GIVEN INSTRUCTION
Count every line that has the word "front" in it; give no more than the number.

########

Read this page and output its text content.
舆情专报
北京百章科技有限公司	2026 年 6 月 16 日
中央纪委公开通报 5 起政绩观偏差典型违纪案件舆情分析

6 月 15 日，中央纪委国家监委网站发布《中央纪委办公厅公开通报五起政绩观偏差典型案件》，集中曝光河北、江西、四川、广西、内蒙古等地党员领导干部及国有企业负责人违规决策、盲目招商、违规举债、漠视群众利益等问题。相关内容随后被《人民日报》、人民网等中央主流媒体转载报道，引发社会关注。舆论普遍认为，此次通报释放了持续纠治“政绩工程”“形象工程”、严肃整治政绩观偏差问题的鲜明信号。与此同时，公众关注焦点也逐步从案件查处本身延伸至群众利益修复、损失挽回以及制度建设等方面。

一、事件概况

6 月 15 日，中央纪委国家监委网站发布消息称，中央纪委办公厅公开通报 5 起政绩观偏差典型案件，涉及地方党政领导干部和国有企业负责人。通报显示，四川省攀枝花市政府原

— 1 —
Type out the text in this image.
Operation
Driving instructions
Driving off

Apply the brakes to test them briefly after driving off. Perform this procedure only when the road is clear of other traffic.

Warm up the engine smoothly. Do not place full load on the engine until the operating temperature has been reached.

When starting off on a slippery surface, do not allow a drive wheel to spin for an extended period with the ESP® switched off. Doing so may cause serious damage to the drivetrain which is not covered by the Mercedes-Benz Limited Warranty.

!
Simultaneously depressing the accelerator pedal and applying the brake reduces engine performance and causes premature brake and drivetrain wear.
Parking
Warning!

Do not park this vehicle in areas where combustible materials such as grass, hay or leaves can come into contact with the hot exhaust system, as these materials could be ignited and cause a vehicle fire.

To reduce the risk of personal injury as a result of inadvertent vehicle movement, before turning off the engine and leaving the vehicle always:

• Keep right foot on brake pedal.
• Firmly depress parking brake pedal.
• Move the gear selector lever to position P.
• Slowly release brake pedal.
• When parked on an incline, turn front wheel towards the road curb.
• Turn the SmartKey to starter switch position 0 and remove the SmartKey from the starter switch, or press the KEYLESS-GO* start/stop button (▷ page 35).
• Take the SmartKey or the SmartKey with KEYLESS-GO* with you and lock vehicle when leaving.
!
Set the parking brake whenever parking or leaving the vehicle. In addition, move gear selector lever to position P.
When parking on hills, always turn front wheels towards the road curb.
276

########

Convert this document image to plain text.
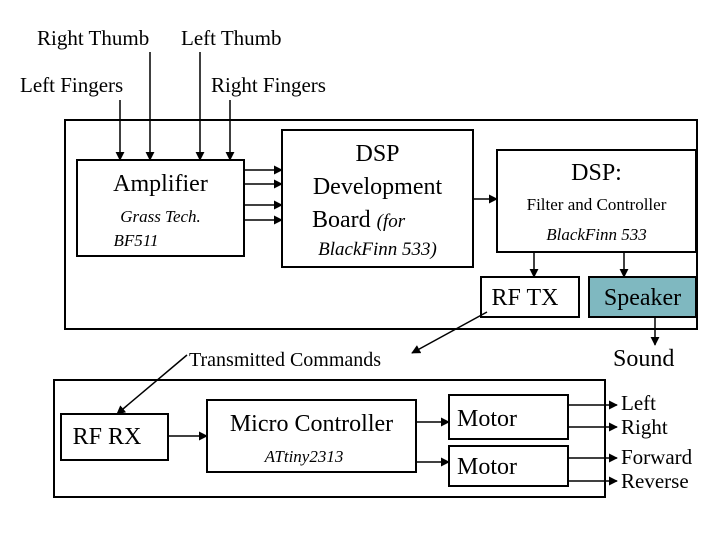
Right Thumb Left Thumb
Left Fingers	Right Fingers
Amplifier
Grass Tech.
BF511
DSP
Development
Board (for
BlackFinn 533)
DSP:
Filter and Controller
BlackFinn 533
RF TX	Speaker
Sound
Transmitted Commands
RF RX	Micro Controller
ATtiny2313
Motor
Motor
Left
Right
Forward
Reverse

########

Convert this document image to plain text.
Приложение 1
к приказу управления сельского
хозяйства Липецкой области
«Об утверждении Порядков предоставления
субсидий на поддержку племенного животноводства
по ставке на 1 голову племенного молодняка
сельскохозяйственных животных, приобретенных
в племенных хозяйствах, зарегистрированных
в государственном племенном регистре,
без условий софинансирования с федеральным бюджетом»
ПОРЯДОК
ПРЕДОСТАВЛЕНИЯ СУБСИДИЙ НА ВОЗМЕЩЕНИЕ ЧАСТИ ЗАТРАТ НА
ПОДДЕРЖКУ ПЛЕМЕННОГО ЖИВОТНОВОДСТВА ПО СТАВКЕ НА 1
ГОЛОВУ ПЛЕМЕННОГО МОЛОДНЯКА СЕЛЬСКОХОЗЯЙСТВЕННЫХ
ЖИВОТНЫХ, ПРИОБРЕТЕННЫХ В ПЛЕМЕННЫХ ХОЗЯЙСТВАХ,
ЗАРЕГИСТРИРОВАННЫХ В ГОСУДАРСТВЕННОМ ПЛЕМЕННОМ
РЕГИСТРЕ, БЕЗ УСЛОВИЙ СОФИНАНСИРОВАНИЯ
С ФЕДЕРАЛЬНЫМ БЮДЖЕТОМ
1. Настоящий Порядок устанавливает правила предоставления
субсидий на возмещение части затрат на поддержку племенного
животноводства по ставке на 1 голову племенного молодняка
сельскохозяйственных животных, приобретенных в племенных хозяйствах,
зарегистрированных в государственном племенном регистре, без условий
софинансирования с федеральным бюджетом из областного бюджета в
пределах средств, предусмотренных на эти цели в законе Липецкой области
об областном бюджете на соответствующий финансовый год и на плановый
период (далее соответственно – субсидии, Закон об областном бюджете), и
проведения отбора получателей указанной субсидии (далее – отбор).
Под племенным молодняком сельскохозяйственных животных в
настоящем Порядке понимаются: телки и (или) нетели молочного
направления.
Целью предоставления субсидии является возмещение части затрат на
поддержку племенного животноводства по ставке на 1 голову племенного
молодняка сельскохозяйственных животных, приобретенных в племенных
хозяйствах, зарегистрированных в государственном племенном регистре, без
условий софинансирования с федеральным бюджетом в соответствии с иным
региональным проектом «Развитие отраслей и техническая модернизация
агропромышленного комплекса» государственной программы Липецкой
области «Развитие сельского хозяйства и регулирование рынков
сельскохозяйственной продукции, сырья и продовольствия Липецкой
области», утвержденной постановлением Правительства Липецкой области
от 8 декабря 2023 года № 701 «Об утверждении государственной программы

########

ANSWER TO THE TASK
2